> [WHAT NEEDS TO BE DONE]
In the listing below, locate the lines that hold the string "version". Copy those lines.

>> Start MATERIAL FOR THIS TASK

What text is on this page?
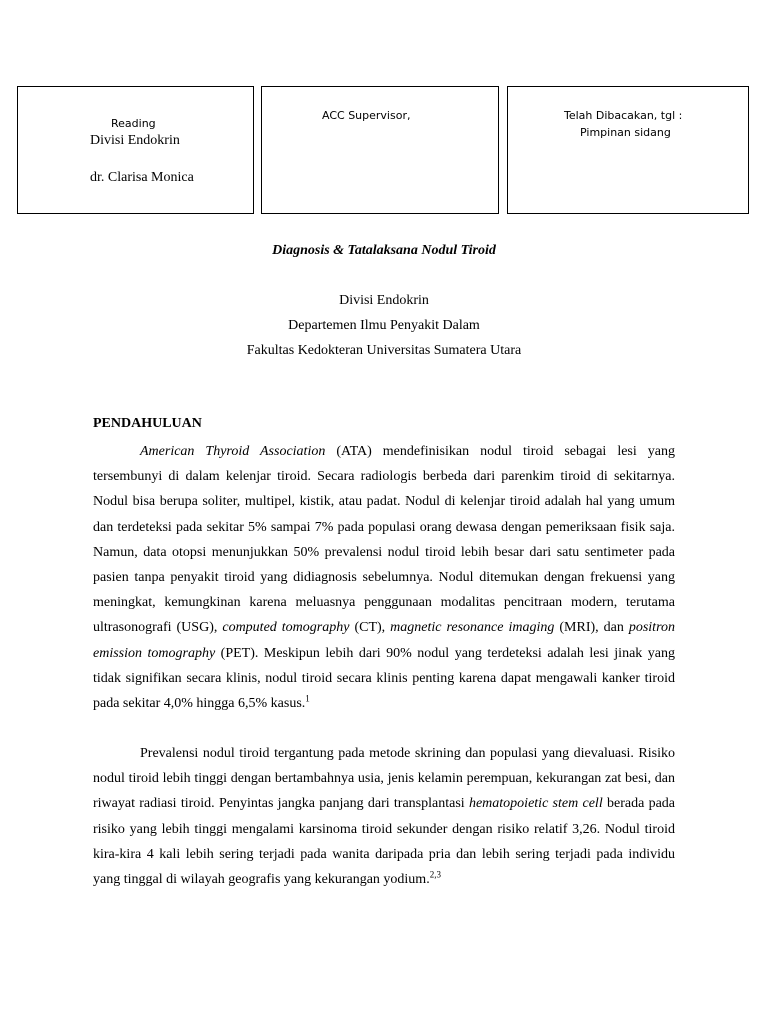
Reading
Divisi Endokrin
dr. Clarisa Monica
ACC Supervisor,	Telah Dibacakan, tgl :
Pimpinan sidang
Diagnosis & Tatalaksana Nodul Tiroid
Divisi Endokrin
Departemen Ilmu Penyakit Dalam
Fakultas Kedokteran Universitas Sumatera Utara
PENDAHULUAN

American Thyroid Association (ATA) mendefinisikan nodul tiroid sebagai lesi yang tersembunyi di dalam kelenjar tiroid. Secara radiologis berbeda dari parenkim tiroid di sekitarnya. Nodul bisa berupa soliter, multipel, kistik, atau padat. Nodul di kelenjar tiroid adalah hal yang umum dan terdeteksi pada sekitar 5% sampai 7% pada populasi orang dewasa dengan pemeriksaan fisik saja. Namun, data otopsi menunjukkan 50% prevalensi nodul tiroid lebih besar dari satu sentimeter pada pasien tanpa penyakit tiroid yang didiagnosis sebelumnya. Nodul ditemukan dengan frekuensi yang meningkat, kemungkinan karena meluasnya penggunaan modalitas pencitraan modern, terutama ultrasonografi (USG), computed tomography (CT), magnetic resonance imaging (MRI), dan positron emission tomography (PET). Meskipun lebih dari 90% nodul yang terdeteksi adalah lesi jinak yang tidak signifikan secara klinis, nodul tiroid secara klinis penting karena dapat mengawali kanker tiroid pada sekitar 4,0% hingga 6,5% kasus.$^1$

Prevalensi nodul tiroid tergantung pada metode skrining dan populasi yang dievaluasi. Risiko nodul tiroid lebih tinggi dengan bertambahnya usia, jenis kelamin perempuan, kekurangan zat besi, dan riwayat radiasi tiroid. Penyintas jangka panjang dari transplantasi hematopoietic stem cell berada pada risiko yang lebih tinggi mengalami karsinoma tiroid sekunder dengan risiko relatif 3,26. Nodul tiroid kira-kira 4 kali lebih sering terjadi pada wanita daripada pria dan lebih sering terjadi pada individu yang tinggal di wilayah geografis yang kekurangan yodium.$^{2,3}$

>> End MATERIAL FOR THIS TASK
>> Start MATERIAL FOR THIS TASK

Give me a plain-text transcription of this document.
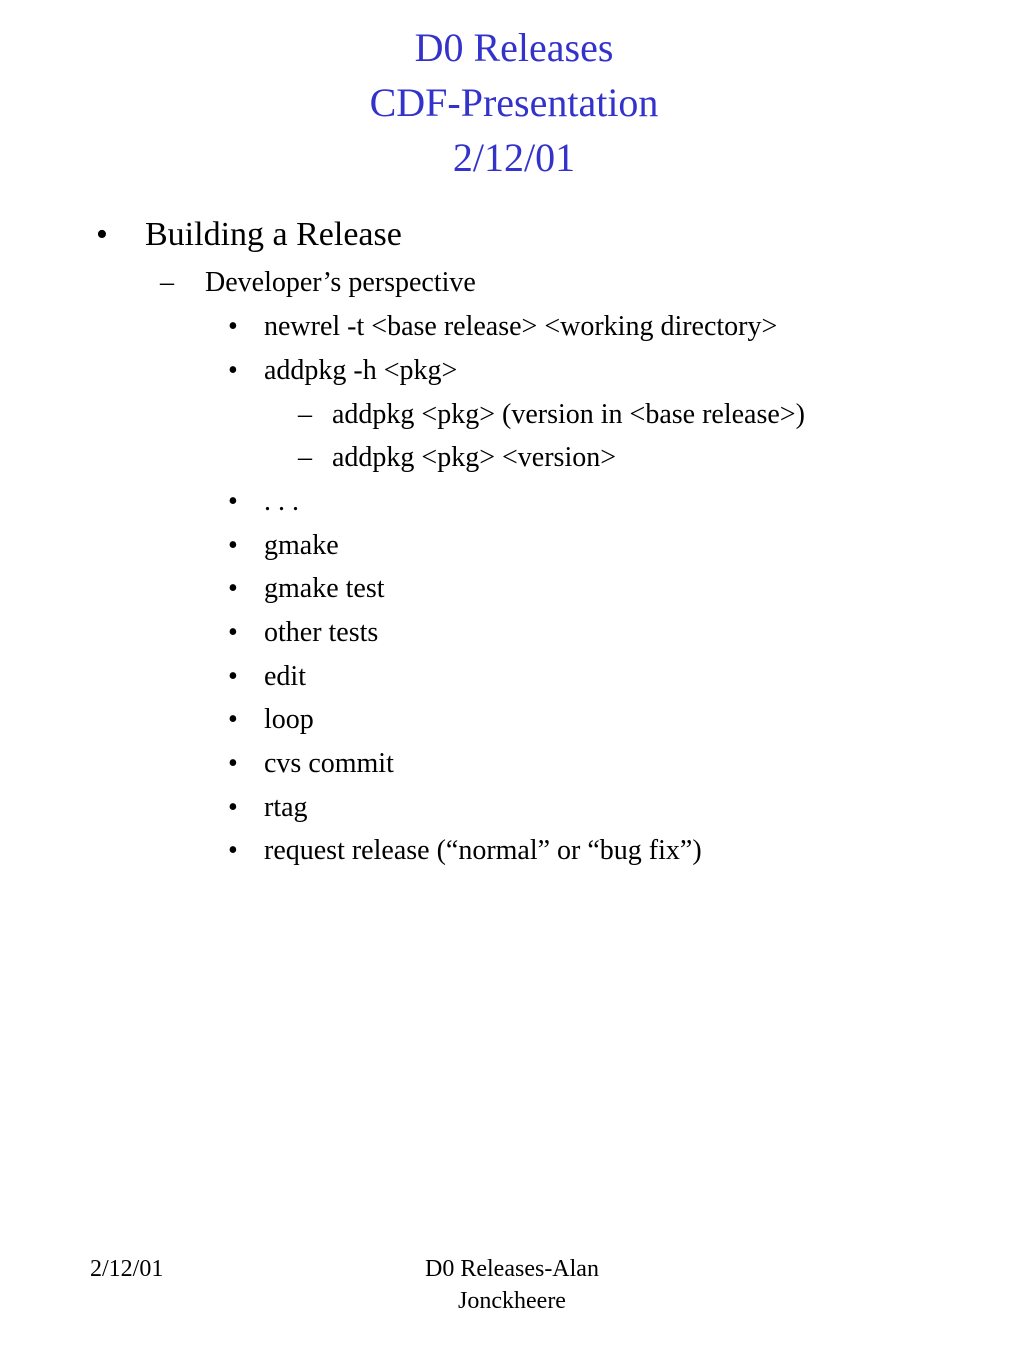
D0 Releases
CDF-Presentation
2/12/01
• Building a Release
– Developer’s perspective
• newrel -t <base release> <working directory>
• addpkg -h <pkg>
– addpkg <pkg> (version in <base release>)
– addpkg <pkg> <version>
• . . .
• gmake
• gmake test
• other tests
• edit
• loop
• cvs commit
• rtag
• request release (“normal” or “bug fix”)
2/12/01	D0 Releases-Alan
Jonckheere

>> End MATERIAL FOR THIS TASK

> [ANSWER TO THIS EXERCISE]
– addpkg <pkg> (version in <base release>)
– addpkg <pkg> <version>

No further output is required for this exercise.